• Written exercise:
Work through the material below and count the lines holding the word "name"; give that count and nothing more.

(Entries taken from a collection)
-*-*-
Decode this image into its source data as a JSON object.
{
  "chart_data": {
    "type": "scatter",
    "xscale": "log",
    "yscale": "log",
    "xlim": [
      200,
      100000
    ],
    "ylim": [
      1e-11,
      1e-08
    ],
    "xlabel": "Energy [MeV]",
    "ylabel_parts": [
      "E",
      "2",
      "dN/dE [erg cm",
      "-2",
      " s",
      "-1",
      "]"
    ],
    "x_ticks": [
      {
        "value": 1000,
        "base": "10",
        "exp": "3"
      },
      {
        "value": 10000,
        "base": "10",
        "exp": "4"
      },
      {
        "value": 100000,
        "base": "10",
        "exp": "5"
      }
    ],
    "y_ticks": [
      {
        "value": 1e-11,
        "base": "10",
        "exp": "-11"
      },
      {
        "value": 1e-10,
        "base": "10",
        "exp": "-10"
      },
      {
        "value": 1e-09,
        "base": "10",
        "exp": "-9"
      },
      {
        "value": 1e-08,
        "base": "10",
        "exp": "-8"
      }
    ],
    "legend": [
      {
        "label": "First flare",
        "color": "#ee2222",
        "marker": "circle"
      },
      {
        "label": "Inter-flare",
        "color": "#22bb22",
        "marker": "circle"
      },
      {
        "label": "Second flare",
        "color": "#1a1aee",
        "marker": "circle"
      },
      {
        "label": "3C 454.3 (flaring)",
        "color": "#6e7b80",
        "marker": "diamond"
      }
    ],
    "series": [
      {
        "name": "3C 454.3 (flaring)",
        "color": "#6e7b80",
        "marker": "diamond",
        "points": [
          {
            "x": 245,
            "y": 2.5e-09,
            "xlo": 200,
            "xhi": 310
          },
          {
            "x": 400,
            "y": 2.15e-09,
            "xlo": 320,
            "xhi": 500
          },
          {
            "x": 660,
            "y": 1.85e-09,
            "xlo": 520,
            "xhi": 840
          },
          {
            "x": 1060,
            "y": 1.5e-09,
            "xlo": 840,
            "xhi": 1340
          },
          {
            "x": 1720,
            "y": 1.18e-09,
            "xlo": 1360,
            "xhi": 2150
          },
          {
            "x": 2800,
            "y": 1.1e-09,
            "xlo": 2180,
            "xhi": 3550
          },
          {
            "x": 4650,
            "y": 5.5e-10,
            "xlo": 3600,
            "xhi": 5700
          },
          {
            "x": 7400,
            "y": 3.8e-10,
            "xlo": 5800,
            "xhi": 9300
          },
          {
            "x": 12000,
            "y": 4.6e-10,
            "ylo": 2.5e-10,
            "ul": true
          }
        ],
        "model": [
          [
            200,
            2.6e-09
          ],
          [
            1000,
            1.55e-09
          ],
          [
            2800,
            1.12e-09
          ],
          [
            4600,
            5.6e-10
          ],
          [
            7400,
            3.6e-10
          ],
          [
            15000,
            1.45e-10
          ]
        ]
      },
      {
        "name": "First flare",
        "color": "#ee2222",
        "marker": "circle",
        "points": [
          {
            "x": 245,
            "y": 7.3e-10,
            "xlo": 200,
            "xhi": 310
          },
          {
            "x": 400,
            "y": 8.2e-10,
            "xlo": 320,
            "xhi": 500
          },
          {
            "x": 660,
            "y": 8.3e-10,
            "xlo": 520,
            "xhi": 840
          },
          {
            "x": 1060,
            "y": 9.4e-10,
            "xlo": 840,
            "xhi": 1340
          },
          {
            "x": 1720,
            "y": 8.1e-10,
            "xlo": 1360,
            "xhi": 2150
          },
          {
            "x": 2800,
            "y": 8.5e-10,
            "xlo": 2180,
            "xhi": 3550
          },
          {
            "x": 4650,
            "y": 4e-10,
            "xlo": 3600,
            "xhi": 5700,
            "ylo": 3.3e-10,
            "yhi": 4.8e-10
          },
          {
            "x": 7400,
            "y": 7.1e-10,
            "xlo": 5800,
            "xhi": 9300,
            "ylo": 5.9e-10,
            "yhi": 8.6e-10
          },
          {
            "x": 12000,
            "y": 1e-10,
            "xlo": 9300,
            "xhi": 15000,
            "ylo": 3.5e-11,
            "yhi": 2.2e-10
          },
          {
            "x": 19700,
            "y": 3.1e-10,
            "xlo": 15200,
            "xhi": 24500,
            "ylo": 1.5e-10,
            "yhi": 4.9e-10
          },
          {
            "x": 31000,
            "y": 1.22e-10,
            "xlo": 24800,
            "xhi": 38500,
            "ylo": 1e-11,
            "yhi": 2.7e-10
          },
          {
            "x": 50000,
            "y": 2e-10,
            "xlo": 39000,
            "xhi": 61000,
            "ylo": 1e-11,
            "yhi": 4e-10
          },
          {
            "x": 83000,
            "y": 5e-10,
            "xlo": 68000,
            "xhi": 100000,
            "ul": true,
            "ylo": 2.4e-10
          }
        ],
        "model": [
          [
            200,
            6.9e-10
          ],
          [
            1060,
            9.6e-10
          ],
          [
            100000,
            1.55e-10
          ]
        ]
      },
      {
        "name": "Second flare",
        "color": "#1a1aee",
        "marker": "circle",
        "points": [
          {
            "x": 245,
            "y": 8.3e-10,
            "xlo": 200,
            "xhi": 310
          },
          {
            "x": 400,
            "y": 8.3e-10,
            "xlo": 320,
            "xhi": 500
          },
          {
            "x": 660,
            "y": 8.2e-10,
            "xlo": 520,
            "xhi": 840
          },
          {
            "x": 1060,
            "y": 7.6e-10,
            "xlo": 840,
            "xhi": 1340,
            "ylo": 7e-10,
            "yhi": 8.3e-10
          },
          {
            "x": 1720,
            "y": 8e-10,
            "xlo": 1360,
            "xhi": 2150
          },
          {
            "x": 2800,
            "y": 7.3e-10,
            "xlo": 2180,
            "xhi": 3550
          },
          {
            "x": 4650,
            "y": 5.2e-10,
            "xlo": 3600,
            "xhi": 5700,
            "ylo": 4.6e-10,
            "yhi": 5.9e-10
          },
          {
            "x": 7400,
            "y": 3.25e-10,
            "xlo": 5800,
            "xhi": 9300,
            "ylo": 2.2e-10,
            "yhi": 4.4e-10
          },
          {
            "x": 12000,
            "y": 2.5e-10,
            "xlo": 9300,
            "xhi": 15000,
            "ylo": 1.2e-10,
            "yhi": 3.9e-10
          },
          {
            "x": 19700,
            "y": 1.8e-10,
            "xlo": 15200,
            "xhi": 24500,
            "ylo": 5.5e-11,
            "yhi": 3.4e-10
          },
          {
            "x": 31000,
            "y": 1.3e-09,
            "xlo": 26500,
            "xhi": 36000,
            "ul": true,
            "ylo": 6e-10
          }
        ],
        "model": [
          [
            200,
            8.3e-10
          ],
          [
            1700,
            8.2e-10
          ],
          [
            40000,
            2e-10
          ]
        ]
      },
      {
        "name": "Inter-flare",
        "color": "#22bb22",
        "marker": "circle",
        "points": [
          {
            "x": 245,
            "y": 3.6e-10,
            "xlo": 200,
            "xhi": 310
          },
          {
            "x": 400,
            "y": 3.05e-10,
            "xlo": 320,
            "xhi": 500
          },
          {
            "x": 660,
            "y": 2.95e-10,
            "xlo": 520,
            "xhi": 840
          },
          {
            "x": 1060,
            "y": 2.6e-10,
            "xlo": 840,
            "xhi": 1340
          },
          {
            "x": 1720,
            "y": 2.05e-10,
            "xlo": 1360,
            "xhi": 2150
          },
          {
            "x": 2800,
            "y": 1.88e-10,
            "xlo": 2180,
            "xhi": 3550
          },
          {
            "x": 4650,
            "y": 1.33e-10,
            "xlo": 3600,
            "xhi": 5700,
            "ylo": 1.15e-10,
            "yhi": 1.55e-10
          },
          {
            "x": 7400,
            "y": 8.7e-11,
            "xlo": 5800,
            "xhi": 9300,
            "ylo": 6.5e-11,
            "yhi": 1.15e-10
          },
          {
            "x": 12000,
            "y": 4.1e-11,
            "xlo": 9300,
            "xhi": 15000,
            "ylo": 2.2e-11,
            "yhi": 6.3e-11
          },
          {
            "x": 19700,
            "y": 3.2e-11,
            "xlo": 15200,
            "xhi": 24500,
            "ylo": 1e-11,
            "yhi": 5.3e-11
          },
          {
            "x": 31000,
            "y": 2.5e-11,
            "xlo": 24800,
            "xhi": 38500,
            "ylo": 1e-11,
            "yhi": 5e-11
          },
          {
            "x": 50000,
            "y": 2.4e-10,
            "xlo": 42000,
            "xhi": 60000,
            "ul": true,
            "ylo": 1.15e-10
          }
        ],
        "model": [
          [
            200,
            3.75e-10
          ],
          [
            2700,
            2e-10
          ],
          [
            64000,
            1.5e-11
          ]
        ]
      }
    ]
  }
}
-*-*-
• Solved exercise:
4